» REQUIREMENT
In the copy, keep every record exact and leave out all images.

[Recorded data]
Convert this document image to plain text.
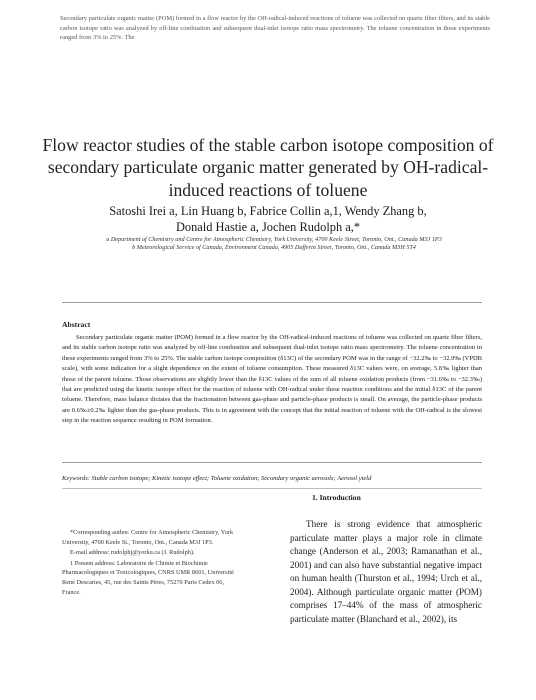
Secondary particulate organic matter (POM) formed in a flow reactor by the OH-radical-induced reactions of toluene was collected on quartz fiber filters, and its stable carbon isotope ratio was analyzed by off-line combustion and subsequent dual-inlet isotope ratio mass spectrometry. The toluene concentration in these experiments ranged from 3% to 25%. The
Flow reactor studies of the stable carbon isotope composition of secondary particulate organic matter generated by OH-radical-induced reactions of toluene
Satoshi Irei a, Lin Huang b, Fabrice Collin a,1, Wendy Zhang b,
Donald Hastie a, Jochen Rudolph a,*
a Department of Chemistry and Centre for Atmospheric Chemistry, York University, 4700 Keele Street, Toronto, Ont., Canada M3J 1P3
b Meteorological Service of Canada, Environment Canada, 4905 Dufferin Street, Toronto, Ont., Canada M3H 5T4
Abstract

Secondary particulate organic matter (POM) formed in a flow reactor by the OH-radical-induced reactions of toluene was collected on quartz fiber filters, and its stable carbon isotope ratio was analyzed by off-line combustion and subsequent dual-inlet isotope ratio mass spectrometry. The toluene concentration in these experiments ranged from 3% to 25%. The stable carbon isotope composition (δ13C) of the secondary POM was in the range of −32.2‰ to −32.9‰ (VPDB scale), with some indication for a slight dependence on the extent of toluene consumption. These measured δ13C values were, on average, 5.8‰ lighter than those of the parent toluene. Those observations are slightly lower than the δ13C values of the sum of all toluene oxidation products (from −31.6‰ to −32.3‰) that are predicted using the kinetic isotope effect for the reaction of toluene with OH-radical under these reaction conditions and the initial δ13C of the parent toluene. Therefore, mass balance dictates that the fractionation between gas-phase and particle-phase products is small. On average, the particle-phase products are 0.6‰±0.2‰ lighter than the gas-phase products. This is in agreement with the concept that the initial reaction of toluene with the OH-radical is the slowest step in the reaction sequence resulting in POM formation.

Keywords: Stable carbon isotope; Kinetic isotope effect; Toluene oxidation; Secondary organic aerosols; Aerosol yield

*Corresponding author. Centre for Atmospheric Chemistry, York University, 4700 Keele St., Toronto, Ont., Canada M3J 1P3.

E-mail address: rudolphj@yorku.ca (J. Rudolph).

1 Present address: Laboratoire de Chimie et Biochimie Pharmacologiques et Toxicologiques, CNRS UMR 8601, Université René Descartes, 45, rue des Saints Pères, 75270 Paris Cedex 06, France.

1. Introduction

There is strong evidence that atmospheric particulate matter plays a major role in climate change (Anderson et al., 2003; Ramanathan et al., 2001) and can also have substantial negative impact on human health (Thurston et al., 1994; Urch et al., 2004). Although particulate organic matter (POM) comprises 17–44% of the mass of atmospheric particulate matter (Blanchard et al., 2002), its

» EXERCISE RESULT
Convert this document image to plain text.
Secondary particulate organic matter (POM) formed in a flow reactor by the OH-radical-induced reactions of toluene was collected on quartz fiber filters, and its stable carbon isotope ratio was analyzed by off-line combustion and subsequent dual-inlet isotope ratio mass spectrometry. The toluene concentration in these experiments ranged from 3% to 25%. The
Flow reactor studies of the stable carbon isotope composition of secondary particulate organic matter generated by OH-radical-induced reactions of toluene
Satoshi Irei a, Lin Huang b, Fabrice Collin a,1, Wendy Zhang b,
Donald Hastie a, Jochen Rudolph a,*
a Department of Chemistry and Centre for Atmospheric Chemistry, York University, 4700 Keele Street, Toronto, Ont., Canada M3J 1P3
b Meteorological Service of Canada, Environment Canada, 4905 Dufferin Street, Toronto, Ont., Canada M3H 5T4
Abstract

Secondary particulate organic matter (POM) formed in a flow reactor by the OH-radical-induced reactions of toluene was collected on quartz fiber filters, and its stable carbon isotope ratio was analyzed by off-line combustion and subsequent dual-inlet isotope ratio mass spectrometry. The toluene concentration in these experiments ranged from 3% to 25%. The stable carbon isotope composition (δ13C) of the secondary POM was in the range of −32.2‰ to −32.9‰ (VPDB scale), with some indication for a slight dependence on the extent of toluene consumption. These measured δ13C values were, on average, 5.8‰ lighter than those of the parent toluene. Those observations are slightly lower than the δ13C values of the sum of all toluene oxidation products (from −31.6‰ to −32.3‰) that are predicted using the kinetic isotope effect for the reaction of toluene with OH-radical under these reaction conditions and the initial δ13C of the parent toluene. Therefore, mass balance dictates that the fractionation between gas-phase and particle-phase products is small. On average, the particle-phase products are 0.6‰±0.2‰ lighter than the gas-phase products. This is in agreement with the concept that the initial reaction of toluene with the OH-radical is the slowest step in the reaction sequence resulting in POM formation.

Keywords: Stable carbon isotope; Kinetic isotope effect; Toluene oxidation; Secondary organic aerosols; Aerosol yield

*Corresponding author. Centre for Atmospheric Chemistry, York University, 4700 Keele St., Toronto, Ont., Canada M3J 1P3.

E-mail address: rudolphj@yorku.ca (J. Rudolph).

1 Present address: Laboratoire de Chimie et Biochimie Pharmacologiques et Toxicologiques, CNRS UMR 8601, Université René Descartes, 45, rue des Saints Pères, 75270 Paris Cedex 06, France.

1. Introduction

There is strong evidence that atmospheric particulate matter plays a major role in climate change (Anderson et al., 2003; Ramanathan et al., 2001) and can also have substantial negative impact on human health (Thurston et al., 1994; Urch et al., 2004). Although particulate organic matter (POM) comprises 17–44% of the mass of atmospheric particulate matter (Blanchard et al., 2002), its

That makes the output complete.